Start of RECORDS TO USE

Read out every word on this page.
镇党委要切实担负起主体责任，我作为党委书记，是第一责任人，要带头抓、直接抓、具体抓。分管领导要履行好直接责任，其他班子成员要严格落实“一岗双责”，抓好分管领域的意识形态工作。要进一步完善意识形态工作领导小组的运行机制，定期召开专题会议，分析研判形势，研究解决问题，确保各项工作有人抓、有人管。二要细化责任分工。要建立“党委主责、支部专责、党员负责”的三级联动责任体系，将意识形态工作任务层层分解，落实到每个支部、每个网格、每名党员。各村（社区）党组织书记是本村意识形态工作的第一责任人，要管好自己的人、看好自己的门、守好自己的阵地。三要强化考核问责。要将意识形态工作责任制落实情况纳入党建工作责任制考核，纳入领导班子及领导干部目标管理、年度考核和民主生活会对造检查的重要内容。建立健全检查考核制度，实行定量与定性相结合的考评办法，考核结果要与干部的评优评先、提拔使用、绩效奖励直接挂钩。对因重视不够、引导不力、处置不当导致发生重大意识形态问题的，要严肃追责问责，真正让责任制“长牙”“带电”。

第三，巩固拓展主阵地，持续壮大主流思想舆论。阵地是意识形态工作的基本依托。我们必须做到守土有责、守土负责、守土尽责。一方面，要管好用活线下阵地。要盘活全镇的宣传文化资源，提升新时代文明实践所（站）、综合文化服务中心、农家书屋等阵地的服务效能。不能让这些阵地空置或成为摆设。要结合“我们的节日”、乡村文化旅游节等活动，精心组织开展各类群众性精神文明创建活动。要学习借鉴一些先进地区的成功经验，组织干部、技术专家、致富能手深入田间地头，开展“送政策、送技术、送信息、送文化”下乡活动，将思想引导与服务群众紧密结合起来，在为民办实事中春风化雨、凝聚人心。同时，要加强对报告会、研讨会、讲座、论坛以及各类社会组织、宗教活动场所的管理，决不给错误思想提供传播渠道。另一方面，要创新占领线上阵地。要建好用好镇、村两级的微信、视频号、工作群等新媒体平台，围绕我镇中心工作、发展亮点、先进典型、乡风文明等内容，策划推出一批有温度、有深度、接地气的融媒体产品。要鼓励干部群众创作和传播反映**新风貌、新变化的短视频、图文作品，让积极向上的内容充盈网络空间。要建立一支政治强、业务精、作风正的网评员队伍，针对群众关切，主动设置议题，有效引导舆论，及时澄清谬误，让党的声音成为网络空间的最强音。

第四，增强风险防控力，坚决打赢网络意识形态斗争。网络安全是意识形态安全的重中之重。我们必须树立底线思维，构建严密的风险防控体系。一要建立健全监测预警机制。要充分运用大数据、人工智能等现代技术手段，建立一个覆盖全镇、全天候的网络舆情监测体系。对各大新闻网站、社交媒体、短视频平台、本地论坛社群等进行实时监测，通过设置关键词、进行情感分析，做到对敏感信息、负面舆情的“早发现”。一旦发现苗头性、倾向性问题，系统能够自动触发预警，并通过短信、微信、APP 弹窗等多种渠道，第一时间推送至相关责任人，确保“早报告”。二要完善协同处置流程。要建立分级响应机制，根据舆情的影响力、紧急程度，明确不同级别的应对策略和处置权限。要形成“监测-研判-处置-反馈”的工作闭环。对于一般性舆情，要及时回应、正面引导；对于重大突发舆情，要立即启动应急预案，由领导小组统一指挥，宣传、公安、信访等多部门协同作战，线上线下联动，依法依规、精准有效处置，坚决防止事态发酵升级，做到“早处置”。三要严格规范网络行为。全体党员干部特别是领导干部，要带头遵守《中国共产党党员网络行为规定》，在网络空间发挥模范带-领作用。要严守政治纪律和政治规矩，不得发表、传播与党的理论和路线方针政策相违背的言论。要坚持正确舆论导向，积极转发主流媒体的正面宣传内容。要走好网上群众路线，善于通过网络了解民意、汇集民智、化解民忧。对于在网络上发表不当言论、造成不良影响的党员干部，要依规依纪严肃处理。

End of RECORDS TO USE
Start of RECORDS TO USE

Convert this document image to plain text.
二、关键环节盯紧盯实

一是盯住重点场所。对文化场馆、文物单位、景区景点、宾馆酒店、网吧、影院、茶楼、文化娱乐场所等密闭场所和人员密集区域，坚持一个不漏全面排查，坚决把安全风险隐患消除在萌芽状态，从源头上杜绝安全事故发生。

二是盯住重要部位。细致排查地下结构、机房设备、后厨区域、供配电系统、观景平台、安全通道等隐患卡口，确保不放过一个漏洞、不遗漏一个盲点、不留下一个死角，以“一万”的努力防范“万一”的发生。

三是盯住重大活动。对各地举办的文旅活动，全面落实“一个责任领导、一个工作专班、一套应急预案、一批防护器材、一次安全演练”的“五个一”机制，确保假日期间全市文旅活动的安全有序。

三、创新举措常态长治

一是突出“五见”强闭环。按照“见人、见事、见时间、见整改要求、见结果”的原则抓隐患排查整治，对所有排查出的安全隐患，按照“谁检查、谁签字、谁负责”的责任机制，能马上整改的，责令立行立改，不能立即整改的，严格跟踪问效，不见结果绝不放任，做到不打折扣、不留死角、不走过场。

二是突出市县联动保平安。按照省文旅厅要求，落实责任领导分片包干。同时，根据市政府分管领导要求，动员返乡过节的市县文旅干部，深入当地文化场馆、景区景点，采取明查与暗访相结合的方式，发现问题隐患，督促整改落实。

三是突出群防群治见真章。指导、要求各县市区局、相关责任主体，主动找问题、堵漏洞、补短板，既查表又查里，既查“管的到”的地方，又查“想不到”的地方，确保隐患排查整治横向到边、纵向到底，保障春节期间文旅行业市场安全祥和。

End of RECORDS TO USE

WHAT IS BEING ASKED: Search the data above for the string "景区景点" and return every line that has it.

EXERCISE ANSWER:
一是盯住重点场所。对文化场馆、文物单位、景区景点、宾馆酒店、网吧、影院、茶楼、文化娱乐场所等密闭场所和人员密集区域，坚持一个不漏全面排查，坚决把安全风险隐患消除在萌芽状态，从源头上杜绝安全事故发生。
二是突出市县联动保平安。按照省文旅厅要求，落实责任领导分片包干。同时，根据市政府分管领导要求，动员返乡过节的市县文旅干部，深入当地文化场馆、景区景点，采取明查与暗访相结合的方式，发现问题隐患，督促整改落实。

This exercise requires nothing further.